**Exercise directions:** Select, from the data, each line where "Sortiment" occurs.

═══ Data in this exercise

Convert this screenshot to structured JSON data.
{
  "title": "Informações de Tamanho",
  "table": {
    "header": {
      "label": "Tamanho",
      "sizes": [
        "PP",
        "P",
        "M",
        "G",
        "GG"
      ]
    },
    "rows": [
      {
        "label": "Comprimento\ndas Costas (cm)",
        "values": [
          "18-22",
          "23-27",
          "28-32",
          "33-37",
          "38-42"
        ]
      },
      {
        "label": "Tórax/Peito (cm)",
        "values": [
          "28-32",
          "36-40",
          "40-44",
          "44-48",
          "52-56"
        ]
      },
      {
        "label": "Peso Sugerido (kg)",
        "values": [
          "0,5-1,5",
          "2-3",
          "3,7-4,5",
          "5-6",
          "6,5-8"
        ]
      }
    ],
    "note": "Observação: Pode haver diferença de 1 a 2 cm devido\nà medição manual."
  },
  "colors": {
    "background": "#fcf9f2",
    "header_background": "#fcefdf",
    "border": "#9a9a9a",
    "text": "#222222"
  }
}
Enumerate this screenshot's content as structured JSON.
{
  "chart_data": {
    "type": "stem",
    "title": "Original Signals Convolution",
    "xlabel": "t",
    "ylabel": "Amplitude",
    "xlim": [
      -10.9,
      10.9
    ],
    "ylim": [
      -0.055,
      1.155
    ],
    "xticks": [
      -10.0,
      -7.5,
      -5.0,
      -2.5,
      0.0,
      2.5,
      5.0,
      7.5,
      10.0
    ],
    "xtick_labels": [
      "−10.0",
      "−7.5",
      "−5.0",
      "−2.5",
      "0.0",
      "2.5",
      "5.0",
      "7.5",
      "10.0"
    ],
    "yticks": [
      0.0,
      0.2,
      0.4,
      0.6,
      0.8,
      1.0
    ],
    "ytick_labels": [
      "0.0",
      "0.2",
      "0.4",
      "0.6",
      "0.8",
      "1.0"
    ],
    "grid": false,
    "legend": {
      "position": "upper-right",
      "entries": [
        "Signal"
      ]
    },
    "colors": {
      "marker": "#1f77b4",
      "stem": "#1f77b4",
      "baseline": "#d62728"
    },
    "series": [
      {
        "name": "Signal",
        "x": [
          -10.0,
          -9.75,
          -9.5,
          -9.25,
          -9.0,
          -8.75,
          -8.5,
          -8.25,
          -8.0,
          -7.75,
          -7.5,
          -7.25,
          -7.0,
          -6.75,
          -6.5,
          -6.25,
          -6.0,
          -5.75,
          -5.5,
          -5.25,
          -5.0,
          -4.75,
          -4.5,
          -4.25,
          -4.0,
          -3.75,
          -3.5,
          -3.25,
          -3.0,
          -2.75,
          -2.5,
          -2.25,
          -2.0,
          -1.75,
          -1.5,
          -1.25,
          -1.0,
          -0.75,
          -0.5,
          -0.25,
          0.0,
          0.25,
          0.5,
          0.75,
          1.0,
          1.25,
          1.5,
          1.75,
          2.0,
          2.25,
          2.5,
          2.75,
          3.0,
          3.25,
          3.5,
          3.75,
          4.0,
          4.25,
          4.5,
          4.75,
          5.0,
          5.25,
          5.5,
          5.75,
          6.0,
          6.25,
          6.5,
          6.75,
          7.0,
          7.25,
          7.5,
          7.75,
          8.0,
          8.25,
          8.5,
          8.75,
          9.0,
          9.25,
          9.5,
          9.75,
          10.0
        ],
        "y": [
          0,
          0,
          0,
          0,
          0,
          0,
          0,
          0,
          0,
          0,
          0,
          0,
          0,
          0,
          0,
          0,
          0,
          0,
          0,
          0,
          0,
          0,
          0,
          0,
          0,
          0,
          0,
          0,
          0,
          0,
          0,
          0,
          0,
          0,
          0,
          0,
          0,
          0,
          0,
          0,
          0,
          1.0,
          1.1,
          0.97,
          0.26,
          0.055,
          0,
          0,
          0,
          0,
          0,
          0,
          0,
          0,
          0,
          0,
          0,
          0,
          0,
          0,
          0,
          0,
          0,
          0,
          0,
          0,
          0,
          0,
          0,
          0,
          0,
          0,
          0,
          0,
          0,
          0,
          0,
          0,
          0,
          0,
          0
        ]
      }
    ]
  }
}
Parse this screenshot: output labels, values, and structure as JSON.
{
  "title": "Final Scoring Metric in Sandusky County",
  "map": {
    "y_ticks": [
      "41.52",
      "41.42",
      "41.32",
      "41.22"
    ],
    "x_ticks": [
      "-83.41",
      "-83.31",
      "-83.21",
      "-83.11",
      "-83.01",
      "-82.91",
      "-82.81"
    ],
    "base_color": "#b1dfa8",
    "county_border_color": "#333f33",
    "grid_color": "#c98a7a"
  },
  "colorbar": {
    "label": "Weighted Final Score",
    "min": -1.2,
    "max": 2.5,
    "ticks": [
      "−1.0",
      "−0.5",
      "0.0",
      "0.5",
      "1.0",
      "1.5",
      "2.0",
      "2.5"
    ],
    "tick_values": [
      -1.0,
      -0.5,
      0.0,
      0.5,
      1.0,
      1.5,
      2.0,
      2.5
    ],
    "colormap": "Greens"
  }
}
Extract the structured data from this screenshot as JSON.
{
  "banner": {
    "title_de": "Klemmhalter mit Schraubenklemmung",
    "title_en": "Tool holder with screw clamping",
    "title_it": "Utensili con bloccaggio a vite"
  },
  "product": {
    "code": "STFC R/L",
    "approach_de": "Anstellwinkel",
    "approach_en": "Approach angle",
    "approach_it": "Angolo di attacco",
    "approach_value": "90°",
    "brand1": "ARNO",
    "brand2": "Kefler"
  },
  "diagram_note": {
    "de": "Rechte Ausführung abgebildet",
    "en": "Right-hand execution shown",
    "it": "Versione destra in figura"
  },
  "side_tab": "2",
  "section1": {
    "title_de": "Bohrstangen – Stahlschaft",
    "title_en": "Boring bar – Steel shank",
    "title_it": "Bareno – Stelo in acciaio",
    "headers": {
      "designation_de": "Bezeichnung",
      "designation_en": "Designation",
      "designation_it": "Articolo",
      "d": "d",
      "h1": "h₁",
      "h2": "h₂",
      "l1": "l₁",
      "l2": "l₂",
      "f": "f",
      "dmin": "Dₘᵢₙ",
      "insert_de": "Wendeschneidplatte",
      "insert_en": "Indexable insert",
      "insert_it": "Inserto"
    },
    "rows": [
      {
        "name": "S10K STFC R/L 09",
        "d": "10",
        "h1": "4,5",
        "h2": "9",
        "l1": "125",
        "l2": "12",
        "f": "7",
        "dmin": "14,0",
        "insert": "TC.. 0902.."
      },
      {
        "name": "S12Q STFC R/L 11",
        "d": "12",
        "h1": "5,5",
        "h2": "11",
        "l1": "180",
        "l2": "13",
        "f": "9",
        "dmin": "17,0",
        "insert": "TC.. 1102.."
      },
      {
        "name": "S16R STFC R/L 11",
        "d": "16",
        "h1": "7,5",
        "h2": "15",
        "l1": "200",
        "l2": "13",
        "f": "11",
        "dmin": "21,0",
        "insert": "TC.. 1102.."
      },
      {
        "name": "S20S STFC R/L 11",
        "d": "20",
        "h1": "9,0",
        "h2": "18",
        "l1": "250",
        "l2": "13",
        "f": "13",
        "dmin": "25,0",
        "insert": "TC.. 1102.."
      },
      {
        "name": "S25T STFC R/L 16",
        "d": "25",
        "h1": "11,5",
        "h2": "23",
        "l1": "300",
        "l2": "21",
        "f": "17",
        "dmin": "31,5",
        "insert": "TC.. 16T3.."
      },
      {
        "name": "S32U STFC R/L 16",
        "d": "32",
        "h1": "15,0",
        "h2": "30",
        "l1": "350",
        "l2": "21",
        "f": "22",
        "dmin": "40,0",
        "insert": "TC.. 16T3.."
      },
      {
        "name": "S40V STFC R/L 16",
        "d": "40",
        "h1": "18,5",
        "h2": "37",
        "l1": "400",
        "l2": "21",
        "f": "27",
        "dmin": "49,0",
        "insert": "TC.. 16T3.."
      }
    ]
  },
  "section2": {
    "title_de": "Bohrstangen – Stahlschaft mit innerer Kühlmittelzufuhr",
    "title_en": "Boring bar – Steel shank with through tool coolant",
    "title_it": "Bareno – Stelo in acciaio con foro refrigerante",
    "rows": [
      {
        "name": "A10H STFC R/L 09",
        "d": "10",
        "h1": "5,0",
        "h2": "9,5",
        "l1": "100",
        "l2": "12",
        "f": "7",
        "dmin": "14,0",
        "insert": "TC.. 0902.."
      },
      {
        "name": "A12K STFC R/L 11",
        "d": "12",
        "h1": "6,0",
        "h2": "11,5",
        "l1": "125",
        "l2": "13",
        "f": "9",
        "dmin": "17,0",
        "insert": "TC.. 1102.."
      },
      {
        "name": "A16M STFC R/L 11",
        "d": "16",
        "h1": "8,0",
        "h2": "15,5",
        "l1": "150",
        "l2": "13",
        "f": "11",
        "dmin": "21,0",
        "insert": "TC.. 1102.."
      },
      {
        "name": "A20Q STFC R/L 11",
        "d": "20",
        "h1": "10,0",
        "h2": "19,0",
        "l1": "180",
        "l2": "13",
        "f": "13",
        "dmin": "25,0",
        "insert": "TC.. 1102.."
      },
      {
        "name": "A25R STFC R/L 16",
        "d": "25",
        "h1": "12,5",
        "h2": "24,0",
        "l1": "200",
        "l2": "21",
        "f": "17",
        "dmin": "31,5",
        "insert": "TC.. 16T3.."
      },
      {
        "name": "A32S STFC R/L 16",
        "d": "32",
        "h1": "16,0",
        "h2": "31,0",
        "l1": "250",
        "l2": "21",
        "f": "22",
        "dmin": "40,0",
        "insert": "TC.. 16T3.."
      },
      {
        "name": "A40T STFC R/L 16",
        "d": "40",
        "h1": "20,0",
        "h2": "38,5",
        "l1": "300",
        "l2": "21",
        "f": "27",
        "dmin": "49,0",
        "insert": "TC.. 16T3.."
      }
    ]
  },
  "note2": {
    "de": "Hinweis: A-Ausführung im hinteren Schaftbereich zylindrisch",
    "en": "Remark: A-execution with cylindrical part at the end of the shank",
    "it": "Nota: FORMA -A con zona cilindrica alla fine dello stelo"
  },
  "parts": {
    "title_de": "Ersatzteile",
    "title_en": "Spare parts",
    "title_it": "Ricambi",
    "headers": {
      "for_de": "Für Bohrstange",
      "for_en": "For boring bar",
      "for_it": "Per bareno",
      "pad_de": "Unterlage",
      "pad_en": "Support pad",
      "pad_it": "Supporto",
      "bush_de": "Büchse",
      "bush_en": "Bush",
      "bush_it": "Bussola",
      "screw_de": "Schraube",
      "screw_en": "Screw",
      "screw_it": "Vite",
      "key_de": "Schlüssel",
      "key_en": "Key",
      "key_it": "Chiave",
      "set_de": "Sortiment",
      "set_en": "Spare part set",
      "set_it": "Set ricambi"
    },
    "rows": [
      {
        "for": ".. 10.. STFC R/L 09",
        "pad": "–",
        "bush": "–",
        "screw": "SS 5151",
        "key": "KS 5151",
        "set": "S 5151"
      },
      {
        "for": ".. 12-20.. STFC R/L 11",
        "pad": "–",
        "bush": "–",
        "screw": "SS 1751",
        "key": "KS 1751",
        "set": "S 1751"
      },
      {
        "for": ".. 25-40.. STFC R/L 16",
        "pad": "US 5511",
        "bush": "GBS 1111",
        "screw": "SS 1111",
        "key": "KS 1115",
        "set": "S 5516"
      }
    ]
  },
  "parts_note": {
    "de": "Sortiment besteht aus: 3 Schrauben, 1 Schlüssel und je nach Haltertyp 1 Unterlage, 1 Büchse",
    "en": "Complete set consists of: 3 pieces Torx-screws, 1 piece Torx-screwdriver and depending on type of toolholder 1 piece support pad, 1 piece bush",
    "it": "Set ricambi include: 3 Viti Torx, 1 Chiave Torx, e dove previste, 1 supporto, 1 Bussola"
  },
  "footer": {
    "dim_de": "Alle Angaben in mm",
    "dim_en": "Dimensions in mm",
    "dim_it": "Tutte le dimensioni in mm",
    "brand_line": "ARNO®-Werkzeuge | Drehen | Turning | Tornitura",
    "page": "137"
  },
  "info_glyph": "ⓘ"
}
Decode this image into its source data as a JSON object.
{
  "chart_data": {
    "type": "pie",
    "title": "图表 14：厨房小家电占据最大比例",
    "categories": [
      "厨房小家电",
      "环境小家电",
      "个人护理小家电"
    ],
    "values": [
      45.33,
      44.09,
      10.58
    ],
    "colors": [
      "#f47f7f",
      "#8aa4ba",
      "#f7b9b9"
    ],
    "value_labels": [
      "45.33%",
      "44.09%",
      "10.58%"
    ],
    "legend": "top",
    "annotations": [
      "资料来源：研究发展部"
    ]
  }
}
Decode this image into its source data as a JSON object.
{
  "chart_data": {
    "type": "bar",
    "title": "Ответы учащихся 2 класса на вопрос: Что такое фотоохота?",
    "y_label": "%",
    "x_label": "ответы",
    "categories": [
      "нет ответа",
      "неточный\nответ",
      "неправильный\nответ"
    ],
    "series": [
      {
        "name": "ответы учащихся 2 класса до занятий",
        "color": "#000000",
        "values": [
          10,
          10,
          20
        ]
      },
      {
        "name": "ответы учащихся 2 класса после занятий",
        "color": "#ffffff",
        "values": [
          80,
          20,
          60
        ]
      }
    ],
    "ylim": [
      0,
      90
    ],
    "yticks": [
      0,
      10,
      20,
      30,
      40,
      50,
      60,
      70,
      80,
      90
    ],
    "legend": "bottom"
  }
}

══════

**Result of this task:**
      "set_de": "Sortiment",
    "de": "Sortiment besteht aus: 3 Schrauben, 1 Schlüssel und je nach Haltertyp 1 Unterlage, 1 Büchse",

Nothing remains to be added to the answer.